» **Exercise objective**:
Quote the entries that follow exactly, leaving none out.

=== Extracted records ===

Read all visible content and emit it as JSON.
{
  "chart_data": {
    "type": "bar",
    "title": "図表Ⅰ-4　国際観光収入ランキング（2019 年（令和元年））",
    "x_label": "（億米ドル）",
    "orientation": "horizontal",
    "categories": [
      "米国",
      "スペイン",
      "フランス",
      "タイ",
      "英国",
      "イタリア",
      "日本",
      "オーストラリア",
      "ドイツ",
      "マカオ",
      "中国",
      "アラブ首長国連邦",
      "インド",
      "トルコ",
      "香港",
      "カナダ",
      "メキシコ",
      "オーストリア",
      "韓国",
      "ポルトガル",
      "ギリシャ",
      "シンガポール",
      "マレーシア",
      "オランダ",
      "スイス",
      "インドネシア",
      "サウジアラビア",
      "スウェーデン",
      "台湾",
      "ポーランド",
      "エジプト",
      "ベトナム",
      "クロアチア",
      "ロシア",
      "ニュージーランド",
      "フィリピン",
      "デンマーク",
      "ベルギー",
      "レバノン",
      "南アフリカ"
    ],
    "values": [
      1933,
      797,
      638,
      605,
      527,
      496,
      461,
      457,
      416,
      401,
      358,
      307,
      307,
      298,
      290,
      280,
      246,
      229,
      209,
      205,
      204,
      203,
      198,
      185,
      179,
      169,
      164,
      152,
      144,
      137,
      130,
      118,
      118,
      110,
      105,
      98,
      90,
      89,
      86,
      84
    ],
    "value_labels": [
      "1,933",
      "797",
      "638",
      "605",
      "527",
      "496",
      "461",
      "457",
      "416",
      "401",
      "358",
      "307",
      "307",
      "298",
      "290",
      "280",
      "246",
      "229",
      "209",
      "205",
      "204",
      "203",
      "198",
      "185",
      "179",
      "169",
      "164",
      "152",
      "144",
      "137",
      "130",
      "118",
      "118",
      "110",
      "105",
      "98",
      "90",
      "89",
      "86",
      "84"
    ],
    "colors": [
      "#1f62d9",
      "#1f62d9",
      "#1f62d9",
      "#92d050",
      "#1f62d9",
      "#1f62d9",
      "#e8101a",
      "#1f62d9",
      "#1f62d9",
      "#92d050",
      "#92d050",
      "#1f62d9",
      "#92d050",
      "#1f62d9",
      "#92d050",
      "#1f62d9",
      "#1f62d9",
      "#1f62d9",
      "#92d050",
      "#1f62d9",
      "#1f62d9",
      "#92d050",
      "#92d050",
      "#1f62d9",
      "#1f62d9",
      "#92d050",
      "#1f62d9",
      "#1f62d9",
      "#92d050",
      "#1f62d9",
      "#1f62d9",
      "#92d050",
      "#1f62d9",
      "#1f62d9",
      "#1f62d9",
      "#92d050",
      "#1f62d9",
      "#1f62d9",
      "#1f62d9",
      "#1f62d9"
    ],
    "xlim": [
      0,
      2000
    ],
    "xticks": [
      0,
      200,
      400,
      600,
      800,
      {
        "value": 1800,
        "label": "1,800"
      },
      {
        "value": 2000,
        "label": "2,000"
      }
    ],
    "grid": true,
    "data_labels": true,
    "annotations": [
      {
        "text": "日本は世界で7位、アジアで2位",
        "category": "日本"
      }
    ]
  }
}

===

» **Problem solution**:
Read all visible content and emit it as JSON.
{
  "chart_data": {
    "type": "bar",
    "title": "図表Ⅰ-4　国際観光収入ランキング（2019 年（令和元年））",
    "x_label": "（億米ドル）",
    "orientation": "horizontal",
    "categories": [
      "米国",
      "スペイン",
      "フランス",
      "タイ",
      "英国",
      "イタリア",
      "日本",
      "オーストラリア",
      "ドイツ",
      "マカオ",
      "中国",
      "アラブ首長国連邦",
      "インド",
      "トルコ",
      "香港",
      "カナダ",
      "メキシコ",
      "オーストリア",
      "韓国",
      "ポルトガル",
      "ギリシャ",
      "シンガポール",
      "マレーシア",
      "オランダ",
      "スイス",
      "インドネシア",
      "サウジアラビア",
      "スウェーデン",
      "台湾",
      "ポーランド",
      "エジプト",
      "ベトナム",
      "クロアチア",
      "ロシア",
      "ニュージーランド",
      "フィリピン",
      "デンマーク",
      "ベルギー",
      "レバノン",
      "南アフリカ"
    ],
    "values": [
      1933,
      797,
      638,
      605,
      527,
      496,
      461,
      457,
      416,
      401,
      358,
      307,
      307,
      298,
      290,
      280,
      246,
      229,
      209,
      205,
      204,
      203,
      198,
      185,
      179,
      169,
      164,
      152,
      144,
      137,
      130,
      118,
      118,
      110,
      105,
      98,
      90,
      89,
      86,
      84
    ],
    "value_labels": [
      "1,933",
      "797",
      "638",
      "605",
      "527",
      "496",
      "461",
      "457",
      "416",
      "401",
      "358",
      "307",
      "307",
      "298",
      "290",
      "280",
      "246",
      "229",
      "209",
      "205",
      "204",
      "203",
      "198",
      "185",
      "179",
      "169",
      "164",
      "152",
      "144",
      "137",
      "130",
      "118",
      "118",
      "110",
      "105",
      "98",
      "90",
      "89",
      "86",
      "84"
    ],
    "colors": [
      "#1f62d9",
      "#1f62d9",
      "#1f62d9",
      "#92d050",
      "#1f62d9",
      "#1f62d9",
      "#e8101a",
      "#1f62d9",
      "#1f62d9",
      "#92d050",
      "#92d050",
      "#1f62d9",
      "#92d050",
      "#1f62d9",
      "#92d050",
      "#1f62d9",
      "#1f62d9",
      "#1f62d9",
      "#92d050",
      "#1f62d9",
      "#1f62d9",
      "#92d050",
      "#92d050",
      "#1f62d9",
      "#1f62d9",
      "#92d050",
      "#1f62d9",
      "#1f62d9",
      "#92d050",
      "#1f62d9",
      "#1f62d9",
      "#92d050",
      "#1f62d9",
      "#1f62d9",
      "#1f62d9",
      "#92d050",
      "#1f62d9",
      "#1f62d9",
      "#1f62d9",
      "#1f62d9"
    ],
    "xlim": [
      0,
      2000
    ],
    "xticks": [
      0,
      200,
      400,
      600,
      800,
      {
        "value": 1800,
        "label": "1,800"
      },
      {
        "value": 2000,
        "label": "2,000"
      }
    ],
    "grid": true,
    "data_labels": true,
    "annotations": [
      {
        "text": "日本は世界で7位、アジアで2位",
        "category": "日本"
      }
    ]
  }
}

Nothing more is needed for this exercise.